#### EXTRACTED INFORMATION

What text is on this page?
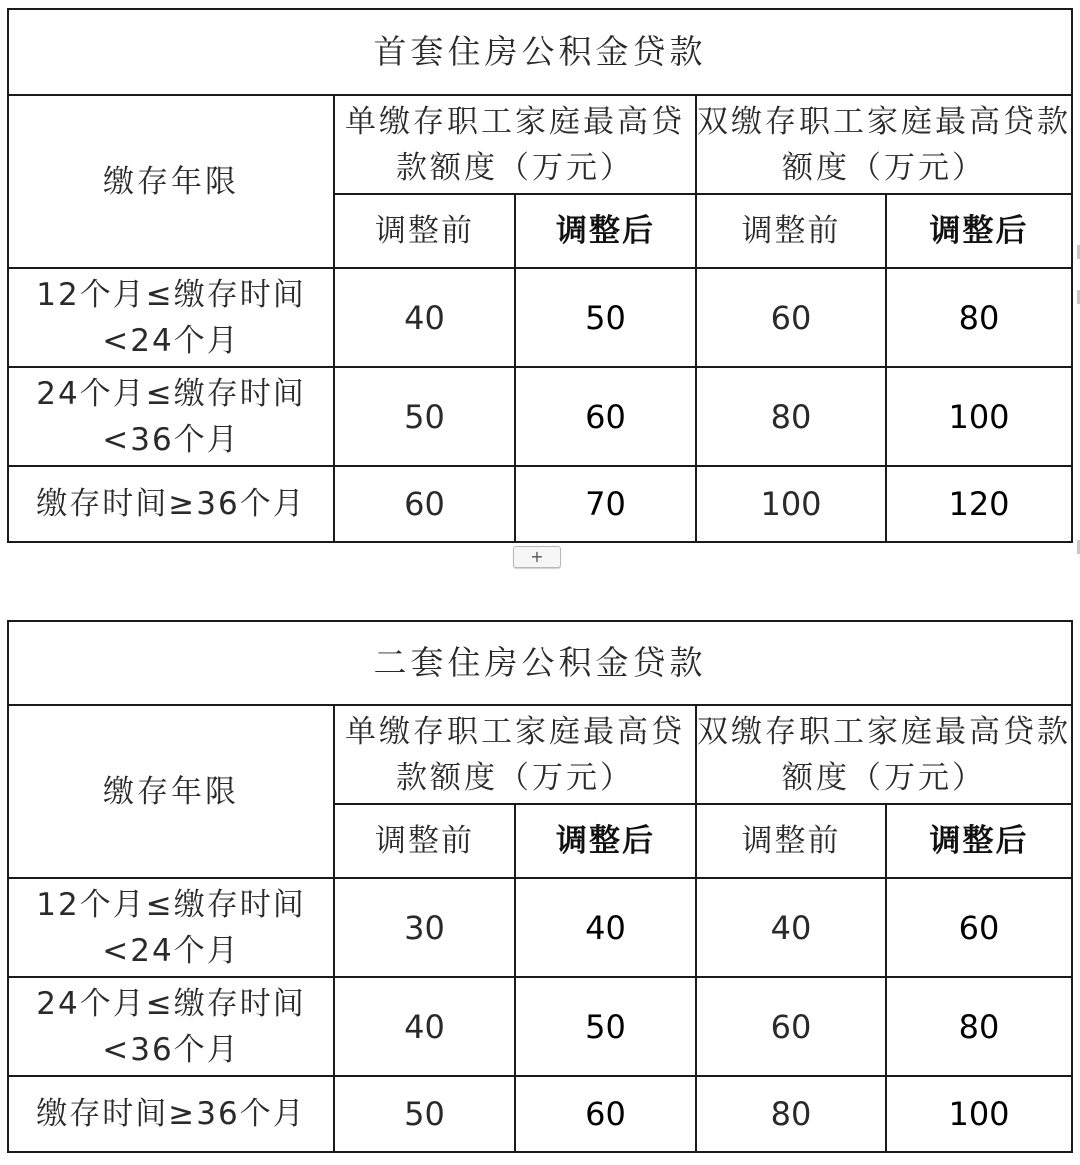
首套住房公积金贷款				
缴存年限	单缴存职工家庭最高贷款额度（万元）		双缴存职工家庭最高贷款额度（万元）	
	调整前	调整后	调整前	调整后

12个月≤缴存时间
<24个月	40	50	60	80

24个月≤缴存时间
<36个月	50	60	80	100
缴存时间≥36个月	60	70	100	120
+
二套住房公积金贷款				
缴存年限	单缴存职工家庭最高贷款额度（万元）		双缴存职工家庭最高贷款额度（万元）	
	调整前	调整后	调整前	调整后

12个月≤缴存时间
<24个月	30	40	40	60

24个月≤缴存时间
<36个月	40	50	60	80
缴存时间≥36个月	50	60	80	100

#### EXERCISE GOAL
Exclude the pictures and transcribe all of the entries exactly.

#### COMPLETE ANSWER
What text is on this page?
首套住房公积金贷款				
缴存年限	单缴存职工家庭最高贷款额度（万元）		双缴存职工家庭最高贷款额度（万元）	
	调整前	调整后	调整前	调整后

12个月≤缴存时间
<24个月	40	50	60	80

24个月≤缴存时间
<36个月	50	60	80	100
缴存时间≥36个月	60	70	100	120
+
二套住房公积金贷款				
缴存年限	单缴存职工家庭最高贷款额度（万元）		双缴存职工家庭最高贷款额度（万元）	
	调整前	调整后	调整前	调整后

12个月≤缴存时间
<24个月	30	40	40	60

24个月≤缴存时间
<36个月	40	50	60	80
缴存时间≥36个月	50	60	80	100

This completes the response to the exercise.